[WORK REQUEST]
Review the listing and copy each line that holds the word "property".

[DATASET CONTENT]
-*-

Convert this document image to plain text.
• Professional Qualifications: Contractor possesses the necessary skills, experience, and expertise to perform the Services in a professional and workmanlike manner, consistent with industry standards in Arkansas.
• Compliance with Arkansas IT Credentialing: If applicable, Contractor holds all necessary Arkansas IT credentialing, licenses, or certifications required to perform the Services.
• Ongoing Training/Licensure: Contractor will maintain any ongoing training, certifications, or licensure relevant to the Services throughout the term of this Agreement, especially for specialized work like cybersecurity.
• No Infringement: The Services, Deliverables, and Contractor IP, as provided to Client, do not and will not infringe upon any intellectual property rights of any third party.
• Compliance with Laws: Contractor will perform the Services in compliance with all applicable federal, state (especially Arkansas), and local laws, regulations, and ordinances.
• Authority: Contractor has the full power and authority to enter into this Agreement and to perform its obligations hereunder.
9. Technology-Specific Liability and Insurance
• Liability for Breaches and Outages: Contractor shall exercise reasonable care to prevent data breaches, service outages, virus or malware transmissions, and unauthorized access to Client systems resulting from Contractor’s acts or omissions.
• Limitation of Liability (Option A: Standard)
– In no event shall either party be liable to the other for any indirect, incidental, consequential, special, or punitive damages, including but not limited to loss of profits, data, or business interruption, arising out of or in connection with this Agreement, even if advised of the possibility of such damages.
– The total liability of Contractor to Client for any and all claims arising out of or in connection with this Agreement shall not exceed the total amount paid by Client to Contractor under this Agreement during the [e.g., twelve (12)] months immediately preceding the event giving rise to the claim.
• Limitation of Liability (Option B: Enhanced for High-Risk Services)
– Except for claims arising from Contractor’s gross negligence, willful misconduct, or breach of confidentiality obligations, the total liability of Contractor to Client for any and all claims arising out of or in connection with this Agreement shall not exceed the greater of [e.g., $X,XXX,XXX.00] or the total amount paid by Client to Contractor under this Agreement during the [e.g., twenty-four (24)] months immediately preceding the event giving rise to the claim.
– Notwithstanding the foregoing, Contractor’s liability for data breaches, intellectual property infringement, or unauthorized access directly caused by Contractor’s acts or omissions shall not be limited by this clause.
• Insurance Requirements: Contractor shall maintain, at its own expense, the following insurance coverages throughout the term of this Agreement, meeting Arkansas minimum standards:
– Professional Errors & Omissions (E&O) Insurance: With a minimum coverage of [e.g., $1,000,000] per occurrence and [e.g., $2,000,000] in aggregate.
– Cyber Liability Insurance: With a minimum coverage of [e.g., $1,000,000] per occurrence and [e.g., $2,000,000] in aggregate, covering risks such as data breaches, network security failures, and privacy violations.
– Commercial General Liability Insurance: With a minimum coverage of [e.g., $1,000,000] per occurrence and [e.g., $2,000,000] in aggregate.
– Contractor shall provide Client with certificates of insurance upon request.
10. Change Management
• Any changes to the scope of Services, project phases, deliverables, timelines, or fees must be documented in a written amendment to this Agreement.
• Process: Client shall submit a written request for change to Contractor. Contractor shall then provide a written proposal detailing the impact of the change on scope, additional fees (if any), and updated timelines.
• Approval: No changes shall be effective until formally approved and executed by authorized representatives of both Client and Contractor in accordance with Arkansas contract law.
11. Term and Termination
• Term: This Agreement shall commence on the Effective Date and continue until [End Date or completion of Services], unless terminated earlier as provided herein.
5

-*-

[SOLVED EXERCISE]
• No Infringement: The Services, Deliverables, and Contractor IP, as provided to Client, do not and will not infringe upon any intellectual property rights of any third party.
– Notwithstanding the foregoing, Contractor’s liability for data breaches, intellectual property infringement, or unauthorized access directly caused by Contractor’s acts or omissions shall not be limited by this clause.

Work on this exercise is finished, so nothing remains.